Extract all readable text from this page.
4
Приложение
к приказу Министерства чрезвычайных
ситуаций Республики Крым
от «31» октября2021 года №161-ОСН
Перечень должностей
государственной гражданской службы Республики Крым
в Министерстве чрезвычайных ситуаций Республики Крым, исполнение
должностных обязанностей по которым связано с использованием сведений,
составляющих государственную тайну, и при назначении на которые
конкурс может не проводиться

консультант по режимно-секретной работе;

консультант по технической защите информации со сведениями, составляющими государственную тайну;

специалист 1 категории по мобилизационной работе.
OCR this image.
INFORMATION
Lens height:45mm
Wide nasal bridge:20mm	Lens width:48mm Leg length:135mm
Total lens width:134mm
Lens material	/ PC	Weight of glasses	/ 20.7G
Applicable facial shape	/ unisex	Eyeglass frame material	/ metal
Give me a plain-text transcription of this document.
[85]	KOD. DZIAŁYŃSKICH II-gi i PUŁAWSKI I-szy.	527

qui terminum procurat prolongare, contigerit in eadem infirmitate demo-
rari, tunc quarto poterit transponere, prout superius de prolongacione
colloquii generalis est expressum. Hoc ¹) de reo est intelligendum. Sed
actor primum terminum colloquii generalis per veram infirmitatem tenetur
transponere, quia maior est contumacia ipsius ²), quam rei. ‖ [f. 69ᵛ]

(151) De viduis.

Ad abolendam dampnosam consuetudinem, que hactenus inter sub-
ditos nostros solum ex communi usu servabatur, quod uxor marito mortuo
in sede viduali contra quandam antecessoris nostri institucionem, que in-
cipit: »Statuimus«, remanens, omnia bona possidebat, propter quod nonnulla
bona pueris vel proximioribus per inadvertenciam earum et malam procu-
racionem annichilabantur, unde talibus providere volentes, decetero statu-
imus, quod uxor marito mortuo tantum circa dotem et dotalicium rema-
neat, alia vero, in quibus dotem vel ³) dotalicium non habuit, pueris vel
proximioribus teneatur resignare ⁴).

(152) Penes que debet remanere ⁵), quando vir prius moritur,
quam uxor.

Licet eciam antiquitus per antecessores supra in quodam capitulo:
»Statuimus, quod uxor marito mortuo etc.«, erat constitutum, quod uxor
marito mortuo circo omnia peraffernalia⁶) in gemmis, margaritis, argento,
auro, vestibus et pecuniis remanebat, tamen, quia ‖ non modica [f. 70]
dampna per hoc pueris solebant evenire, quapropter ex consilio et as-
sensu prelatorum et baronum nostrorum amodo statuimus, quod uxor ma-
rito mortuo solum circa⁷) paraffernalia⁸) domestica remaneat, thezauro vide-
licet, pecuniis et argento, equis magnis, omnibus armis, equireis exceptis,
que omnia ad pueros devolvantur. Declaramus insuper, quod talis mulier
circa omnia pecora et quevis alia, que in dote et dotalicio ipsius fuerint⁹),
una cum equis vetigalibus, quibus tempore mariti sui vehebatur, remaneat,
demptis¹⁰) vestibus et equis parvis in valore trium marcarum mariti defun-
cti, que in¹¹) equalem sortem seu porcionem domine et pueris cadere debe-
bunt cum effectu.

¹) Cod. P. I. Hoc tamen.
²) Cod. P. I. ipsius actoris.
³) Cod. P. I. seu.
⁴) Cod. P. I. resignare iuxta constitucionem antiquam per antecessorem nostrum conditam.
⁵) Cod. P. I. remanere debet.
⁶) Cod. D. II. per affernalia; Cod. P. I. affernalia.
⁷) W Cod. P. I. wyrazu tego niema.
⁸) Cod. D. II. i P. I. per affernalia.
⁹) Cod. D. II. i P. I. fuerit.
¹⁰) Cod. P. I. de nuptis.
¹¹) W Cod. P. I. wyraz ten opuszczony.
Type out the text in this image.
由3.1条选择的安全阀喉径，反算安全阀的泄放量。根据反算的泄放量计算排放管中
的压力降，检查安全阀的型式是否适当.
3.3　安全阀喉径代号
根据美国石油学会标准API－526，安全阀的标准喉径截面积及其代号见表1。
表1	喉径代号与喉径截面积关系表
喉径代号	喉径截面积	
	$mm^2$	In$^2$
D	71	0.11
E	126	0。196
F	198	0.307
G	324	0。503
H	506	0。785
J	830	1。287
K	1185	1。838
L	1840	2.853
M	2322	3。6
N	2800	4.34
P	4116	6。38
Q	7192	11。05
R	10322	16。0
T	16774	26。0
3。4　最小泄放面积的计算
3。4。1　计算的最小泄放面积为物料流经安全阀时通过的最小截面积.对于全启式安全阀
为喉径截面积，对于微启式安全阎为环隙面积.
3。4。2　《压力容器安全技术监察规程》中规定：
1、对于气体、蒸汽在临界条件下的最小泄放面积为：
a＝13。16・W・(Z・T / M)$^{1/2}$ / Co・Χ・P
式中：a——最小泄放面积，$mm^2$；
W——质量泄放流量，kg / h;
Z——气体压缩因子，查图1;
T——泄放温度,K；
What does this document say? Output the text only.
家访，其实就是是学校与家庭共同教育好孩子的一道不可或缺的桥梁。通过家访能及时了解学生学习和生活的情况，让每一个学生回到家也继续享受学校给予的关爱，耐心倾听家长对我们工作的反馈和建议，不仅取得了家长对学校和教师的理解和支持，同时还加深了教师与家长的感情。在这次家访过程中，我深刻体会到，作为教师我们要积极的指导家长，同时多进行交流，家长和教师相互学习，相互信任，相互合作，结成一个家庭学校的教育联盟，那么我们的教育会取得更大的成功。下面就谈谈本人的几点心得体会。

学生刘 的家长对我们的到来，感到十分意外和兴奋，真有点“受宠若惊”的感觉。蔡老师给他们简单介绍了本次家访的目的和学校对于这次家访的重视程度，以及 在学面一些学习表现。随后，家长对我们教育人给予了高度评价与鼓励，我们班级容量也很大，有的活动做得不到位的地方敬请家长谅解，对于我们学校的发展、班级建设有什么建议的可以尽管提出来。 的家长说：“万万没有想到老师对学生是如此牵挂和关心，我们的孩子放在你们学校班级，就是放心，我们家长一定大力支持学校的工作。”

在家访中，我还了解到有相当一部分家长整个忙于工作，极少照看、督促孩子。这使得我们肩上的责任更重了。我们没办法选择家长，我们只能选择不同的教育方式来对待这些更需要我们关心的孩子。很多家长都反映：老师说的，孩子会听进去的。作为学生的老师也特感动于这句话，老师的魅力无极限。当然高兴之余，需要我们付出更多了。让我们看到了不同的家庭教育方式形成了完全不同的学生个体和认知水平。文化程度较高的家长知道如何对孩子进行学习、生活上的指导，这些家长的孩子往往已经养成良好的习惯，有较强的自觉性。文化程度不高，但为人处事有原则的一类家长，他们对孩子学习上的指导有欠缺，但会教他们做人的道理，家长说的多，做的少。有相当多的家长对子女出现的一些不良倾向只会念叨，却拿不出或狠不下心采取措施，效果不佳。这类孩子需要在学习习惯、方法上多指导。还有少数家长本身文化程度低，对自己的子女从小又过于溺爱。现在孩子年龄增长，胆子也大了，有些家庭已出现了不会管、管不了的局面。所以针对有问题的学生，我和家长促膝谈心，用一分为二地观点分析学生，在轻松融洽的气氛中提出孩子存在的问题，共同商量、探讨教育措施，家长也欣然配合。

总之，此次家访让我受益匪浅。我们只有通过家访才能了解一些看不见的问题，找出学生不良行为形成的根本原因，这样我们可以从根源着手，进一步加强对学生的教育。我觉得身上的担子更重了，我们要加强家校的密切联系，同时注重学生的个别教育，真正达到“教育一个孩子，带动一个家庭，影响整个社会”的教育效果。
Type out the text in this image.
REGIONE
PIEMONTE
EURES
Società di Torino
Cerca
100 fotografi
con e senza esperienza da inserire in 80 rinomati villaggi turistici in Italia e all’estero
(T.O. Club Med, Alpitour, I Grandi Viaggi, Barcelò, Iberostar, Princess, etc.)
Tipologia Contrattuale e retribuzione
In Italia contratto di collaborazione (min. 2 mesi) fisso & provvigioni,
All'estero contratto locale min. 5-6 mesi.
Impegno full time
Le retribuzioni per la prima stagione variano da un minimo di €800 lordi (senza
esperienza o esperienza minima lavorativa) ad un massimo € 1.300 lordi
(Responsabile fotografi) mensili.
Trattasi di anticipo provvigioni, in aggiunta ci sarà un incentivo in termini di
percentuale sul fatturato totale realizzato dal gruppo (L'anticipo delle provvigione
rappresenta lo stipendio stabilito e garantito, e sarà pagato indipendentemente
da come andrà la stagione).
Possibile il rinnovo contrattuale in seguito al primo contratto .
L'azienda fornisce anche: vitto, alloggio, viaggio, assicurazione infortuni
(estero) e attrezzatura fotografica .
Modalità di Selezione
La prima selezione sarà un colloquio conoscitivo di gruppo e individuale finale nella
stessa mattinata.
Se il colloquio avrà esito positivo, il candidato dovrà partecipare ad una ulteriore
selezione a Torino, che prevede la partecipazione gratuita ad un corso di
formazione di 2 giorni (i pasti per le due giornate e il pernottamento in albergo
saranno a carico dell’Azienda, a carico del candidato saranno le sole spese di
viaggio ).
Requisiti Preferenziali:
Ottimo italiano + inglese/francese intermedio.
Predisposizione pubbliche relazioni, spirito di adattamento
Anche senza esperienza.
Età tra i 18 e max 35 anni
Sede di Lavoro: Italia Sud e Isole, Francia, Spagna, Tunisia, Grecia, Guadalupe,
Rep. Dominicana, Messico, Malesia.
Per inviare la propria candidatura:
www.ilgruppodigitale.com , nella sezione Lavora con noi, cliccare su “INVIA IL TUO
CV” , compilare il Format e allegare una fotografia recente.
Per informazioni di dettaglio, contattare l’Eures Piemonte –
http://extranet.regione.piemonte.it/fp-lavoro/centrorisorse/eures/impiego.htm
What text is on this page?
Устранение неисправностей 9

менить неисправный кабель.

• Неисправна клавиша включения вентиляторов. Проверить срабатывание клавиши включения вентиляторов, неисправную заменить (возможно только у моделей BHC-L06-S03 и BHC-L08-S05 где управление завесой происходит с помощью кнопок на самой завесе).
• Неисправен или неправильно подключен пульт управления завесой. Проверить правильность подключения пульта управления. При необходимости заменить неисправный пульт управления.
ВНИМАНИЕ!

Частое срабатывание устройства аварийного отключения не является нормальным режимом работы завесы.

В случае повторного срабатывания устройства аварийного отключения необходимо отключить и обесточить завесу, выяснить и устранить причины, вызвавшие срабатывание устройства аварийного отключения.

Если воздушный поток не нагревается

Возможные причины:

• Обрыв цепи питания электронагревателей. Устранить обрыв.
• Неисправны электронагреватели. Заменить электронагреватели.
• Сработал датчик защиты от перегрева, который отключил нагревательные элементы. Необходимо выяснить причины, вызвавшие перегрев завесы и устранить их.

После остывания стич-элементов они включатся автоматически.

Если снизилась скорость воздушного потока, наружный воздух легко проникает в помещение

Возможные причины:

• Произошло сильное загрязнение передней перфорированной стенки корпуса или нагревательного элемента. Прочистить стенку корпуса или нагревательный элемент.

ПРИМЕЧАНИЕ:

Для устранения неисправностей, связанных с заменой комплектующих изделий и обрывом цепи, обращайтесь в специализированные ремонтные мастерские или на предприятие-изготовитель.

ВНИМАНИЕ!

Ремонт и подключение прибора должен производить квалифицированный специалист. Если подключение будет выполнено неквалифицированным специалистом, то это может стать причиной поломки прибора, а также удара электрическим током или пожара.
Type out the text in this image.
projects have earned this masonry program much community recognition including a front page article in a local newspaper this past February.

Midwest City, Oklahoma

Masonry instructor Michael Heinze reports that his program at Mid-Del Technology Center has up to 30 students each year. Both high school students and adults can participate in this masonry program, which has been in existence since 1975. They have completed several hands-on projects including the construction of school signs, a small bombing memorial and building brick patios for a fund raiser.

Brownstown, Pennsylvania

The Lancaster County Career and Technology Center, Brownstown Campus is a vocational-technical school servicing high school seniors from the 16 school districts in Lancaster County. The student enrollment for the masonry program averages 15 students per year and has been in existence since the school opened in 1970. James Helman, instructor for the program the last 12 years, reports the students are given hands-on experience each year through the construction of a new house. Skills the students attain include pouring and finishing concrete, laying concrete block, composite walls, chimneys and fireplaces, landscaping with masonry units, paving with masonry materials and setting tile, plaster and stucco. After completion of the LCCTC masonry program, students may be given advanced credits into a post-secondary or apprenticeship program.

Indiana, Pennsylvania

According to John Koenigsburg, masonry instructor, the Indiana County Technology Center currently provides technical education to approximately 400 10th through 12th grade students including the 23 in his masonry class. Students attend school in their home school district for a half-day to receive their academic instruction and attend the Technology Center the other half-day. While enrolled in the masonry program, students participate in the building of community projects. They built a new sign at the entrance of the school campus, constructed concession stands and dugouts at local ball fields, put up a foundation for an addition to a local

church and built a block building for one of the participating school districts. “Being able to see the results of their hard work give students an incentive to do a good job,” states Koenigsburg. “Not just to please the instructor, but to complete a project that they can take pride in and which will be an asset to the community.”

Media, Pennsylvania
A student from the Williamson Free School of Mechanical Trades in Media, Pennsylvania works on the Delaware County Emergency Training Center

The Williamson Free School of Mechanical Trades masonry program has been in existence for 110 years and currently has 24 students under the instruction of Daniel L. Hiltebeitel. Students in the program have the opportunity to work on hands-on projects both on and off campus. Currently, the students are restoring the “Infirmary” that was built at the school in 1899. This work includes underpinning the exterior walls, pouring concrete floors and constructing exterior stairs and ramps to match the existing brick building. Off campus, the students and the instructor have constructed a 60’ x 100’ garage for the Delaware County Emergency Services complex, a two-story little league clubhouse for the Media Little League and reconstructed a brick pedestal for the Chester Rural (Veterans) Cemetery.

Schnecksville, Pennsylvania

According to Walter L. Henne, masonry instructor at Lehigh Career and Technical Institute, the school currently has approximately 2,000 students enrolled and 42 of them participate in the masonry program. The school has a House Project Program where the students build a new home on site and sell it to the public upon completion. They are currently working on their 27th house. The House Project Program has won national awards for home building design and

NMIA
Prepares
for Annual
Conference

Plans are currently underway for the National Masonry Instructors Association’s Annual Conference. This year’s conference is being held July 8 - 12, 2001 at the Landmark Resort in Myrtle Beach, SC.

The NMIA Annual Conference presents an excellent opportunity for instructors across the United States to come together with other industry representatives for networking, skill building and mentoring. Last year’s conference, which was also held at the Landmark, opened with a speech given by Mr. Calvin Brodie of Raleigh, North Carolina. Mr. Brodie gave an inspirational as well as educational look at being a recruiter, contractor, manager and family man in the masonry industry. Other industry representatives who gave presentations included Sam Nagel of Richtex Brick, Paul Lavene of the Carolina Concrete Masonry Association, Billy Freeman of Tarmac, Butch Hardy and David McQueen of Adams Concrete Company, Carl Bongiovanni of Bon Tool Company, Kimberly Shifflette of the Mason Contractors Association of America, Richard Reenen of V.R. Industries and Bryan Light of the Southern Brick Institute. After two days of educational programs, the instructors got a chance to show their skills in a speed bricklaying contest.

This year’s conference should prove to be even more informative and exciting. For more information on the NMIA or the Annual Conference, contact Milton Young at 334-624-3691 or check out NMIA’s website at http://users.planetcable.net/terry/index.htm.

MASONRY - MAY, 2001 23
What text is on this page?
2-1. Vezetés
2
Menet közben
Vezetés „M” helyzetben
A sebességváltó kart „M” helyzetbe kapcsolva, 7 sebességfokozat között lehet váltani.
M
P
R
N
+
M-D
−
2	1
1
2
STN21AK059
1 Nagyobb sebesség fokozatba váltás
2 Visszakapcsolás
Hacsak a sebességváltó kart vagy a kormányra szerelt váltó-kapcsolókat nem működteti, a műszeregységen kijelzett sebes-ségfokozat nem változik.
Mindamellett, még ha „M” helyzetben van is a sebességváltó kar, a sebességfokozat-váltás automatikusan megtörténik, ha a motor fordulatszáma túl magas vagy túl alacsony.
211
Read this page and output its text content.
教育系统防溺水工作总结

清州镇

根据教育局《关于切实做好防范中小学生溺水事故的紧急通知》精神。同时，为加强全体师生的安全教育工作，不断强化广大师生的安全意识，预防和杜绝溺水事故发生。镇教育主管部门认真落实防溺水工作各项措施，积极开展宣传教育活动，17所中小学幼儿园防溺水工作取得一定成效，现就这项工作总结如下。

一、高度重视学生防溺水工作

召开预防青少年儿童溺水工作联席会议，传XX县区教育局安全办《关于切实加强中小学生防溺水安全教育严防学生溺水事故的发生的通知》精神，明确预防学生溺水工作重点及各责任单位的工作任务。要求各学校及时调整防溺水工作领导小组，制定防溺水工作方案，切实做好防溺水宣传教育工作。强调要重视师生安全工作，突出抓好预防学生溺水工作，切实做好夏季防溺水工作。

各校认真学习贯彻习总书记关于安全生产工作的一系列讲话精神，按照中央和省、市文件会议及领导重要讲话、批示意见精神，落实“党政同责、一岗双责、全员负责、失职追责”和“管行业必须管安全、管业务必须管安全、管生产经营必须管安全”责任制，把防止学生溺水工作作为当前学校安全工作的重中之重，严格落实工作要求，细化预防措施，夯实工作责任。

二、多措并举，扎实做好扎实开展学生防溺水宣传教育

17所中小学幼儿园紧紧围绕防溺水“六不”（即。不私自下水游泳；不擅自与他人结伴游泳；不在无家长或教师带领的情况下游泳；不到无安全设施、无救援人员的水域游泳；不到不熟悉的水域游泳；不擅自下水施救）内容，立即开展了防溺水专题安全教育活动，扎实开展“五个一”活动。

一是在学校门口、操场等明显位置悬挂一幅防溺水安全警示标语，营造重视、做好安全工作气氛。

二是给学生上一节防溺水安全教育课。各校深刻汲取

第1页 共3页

**STATED GOAL**
Pull every line containing "mesi" out of the records.

**FINISHED ANSWER**
In Italia contratto di collaborazione (min. 2 mesi) fisso & provvigioni,
All'estero contratto locale min. 5-6 mesi.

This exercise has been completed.